Rows »
┌──

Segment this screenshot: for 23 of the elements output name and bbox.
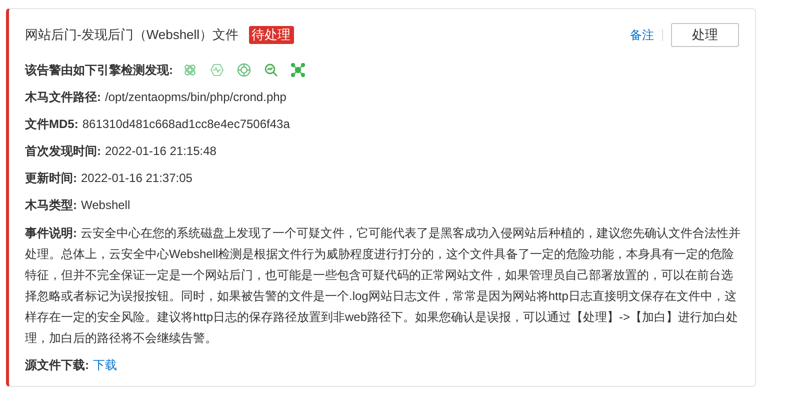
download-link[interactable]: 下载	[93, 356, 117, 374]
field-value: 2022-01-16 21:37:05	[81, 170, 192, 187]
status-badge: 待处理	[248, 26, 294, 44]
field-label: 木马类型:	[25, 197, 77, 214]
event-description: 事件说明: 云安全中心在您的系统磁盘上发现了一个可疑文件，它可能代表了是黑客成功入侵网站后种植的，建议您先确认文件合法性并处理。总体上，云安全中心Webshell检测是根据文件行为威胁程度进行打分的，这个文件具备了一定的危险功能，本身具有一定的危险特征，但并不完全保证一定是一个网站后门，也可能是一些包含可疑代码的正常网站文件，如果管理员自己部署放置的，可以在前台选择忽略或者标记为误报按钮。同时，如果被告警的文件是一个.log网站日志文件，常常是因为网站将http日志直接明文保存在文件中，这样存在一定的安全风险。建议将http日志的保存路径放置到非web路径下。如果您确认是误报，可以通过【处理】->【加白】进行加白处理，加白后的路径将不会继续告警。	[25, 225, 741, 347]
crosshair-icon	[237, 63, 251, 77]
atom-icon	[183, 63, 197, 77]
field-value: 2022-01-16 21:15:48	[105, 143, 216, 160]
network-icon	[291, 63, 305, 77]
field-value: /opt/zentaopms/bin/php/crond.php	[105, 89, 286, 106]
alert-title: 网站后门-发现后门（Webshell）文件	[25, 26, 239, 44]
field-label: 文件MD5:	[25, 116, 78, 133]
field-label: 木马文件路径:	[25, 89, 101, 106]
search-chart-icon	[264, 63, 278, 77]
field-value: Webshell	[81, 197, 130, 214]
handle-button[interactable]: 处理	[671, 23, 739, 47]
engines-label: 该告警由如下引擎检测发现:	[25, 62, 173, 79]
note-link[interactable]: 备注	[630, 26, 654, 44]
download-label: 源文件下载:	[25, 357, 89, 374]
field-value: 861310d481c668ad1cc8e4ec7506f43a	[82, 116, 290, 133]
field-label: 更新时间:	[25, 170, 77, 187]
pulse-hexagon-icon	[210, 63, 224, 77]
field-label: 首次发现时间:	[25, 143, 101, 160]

└──
┌──

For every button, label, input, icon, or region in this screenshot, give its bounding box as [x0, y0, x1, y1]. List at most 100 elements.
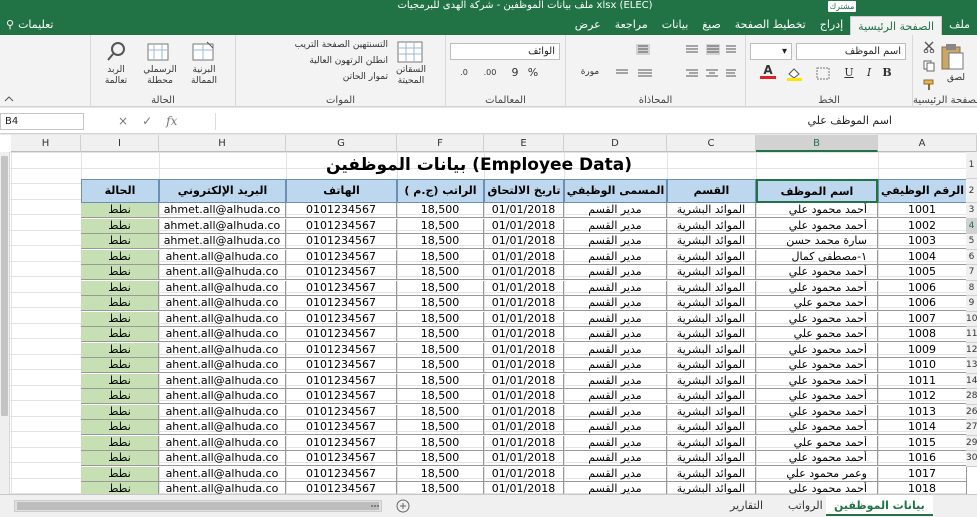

└──
┌──

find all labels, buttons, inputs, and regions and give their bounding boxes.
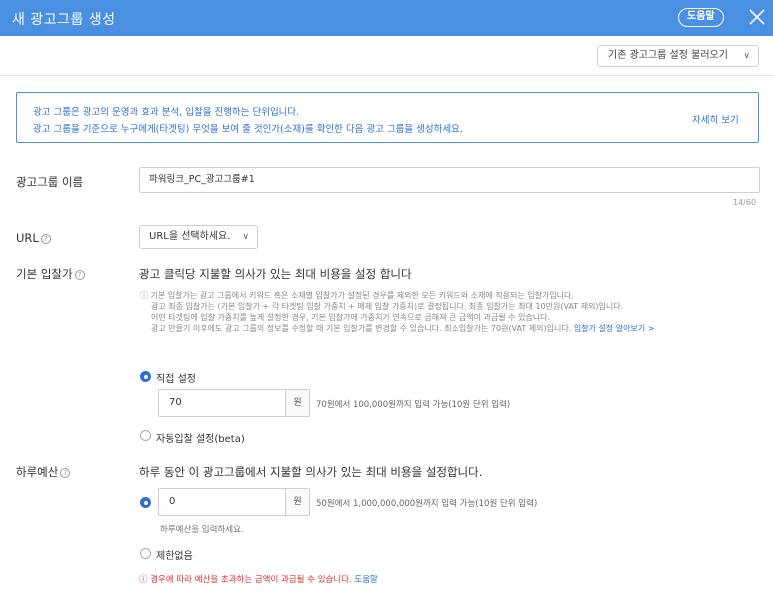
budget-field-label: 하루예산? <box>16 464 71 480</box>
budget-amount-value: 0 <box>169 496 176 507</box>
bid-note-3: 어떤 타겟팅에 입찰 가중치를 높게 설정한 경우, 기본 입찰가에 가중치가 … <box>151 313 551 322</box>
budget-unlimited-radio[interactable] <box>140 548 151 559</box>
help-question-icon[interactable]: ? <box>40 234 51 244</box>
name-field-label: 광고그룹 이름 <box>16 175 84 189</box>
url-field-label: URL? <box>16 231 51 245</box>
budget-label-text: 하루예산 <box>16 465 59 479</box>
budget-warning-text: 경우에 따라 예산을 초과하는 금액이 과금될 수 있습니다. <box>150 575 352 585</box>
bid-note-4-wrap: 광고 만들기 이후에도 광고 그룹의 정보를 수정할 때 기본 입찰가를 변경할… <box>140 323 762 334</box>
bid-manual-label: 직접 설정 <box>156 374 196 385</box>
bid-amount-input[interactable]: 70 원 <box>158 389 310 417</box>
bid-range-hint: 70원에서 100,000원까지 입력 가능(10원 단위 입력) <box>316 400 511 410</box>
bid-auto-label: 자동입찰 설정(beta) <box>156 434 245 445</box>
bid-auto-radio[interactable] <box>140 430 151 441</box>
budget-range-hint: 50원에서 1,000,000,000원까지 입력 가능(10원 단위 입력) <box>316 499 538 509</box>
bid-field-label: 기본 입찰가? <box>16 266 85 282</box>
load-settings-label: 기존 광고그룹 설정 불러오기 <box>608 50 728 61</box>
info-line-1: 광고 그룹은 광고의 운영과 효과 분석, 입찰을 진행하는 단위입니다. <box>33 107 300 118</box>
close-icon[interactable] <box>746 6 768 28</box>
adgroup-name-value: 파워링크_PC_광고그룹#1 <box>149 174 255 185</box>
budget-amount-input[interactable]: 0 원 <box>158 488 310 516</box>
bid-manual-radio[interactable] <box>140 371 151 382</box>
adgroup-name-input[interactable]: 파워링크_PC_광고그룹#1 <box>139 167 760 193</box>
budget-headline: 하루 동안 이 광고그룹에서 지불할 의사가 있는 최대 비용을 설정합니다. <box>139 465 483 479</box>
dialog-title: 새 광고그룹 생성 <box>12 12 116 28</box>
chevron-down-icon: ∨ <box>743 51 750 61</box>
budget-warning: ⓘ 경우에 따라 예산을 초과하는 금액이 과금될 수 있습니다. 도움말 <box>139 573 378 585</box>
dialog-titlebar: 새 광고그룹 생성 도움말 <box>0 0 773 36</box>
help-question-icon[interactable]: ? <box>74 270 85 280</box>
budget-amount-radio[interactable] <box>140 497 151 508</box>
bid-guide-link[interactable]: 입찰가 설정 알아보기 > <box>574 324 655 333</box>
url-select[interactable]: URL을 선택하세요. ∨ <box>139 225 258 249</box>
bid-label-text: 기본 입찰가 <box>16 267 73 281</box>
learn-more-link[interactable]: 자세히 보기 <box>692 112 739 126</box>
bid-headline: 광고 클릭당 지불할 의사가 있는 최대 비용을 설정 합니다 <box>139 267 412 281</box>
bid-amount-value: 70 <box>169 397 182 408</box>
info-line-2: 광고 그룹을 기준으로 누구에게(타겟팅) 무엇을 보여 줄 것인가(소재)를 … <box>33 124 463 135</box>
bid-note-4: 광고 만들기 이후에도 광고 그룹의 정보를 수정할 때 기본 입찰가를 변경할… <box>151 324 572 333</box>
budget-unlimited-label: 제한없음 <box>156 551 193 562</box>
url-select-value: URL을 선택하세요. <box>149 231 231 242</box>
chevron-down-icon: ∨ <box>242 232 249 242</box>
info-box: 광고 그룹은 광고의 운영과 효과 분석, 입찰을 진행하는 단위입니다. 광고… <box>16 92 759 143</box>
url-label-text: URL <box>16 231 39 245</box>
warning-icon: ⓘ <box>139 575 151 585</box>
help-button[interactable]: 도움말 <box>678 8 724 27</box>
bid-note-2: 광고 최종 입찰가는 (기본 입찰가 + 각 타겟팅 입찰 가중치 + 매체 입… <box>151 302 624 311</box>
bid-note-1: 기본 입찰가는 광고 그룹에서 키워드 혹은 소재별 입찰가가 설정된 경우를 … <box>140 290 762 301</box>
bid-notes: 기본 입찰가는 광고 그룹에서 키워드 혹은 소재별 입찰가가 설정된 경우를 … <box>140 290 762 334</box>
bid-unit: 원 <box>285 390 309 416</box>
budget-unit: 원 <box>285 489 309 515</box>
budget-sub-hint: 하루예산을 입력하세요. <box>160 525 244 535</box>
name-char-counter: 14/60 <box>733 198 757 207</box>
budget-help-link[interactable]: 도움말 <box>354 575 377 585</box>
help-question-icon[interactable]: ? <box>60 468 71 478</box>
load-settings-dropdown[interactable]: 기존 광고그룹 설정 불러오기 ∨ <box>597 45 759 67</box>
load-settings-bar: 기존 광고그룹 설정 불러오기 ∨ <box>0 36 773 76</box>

└──

What to work on » Copy word for word the stretch of the records from the line containing "Segment this screenshot: for" through the line containing "143, 101, 160]". Leave the picture out of your copy.

Response to this task »
Segment this screenshot: for 23 of the elements output name and bbox.
download-link[interactable]: 下载	[93, 356, 117, 374]
field-value: 2022-01-16 21:37:05	[81, 170, 192, 187]
status-badge: 待处理	[248, 26, 294, 44]
field-label: 木马类型:	[25, 197, 77, 214]
event-description: 事件说明: 云安全中心在您的系统磁盘上发现了一个可疑文件，它可能代表了是黑客成功入侵网站后种植的，建议您先确认文件合法性并处理。总体上，云安全中心Webshell检测是根据文件行为威胁程度进行打分的，这个文件具备了一定的危险功能，本身具有一定的危险特征，但并不完全保证一定是一个网站后门，也可能是一些包含可疑代码的正常网站文件，如果管理员自己部署放置的，可以在前台选择忽略或者标记为误报按钮。同时，如果被告警的文件是一个.log网站日志文件，常常是因为网站将http日志直接明文保存在文件中，这样存在一定的安全风险。建议将http日志的保存路径放置到非web路径下。如果您确认是误报，可以通过【处理】->【加白】进行加白处理，加白后的路径将不会继续告警。	[25, 225, 741, 347]
crosshair-icon	[237, 63, 251, 77]
atom-icon	[183, 63, 197, 77]
field-value: 2022-01-16 21:15:48	[105, 143, 216, 160]
network-icon	[291, 63, 305, 77]
field-value: /opt/zentaopms/bin/php/crond.php	[105, 89, 286, 106]
alert-title: 网站后门-发现后门（Webshell）文件	[25, 26, 239, 44]
field-label: 文件MD5:	[25, 116, 78, 133]
field-label: 木马文件路径:	[25, 89, 101, 106]
search-chart-icon	[264, 63, 278, 77]
field-value: Webshell	[81, 197, 130, 214]
handle-button[interactable]: 处理	[671, 23, 739, 47]
engines-label: 该告警由如下引擎检测发现:	[25, 62, 173, 79]
note-link[interactable]: 备注	[630, 26, 654, 44]
download-label: 源文件下载:	[25, 357, 89, 374]
field-value: 861310d481c668ad1cc8e4ec7506f43a	[82, 116, 290, 133]
field-label: 更新时间:	[25, 170, 77, 187]
pulse-hexagon-icon	[210, 63, 224, 77]
field-label: 首次发现时间:	[25, 143, 101, 160]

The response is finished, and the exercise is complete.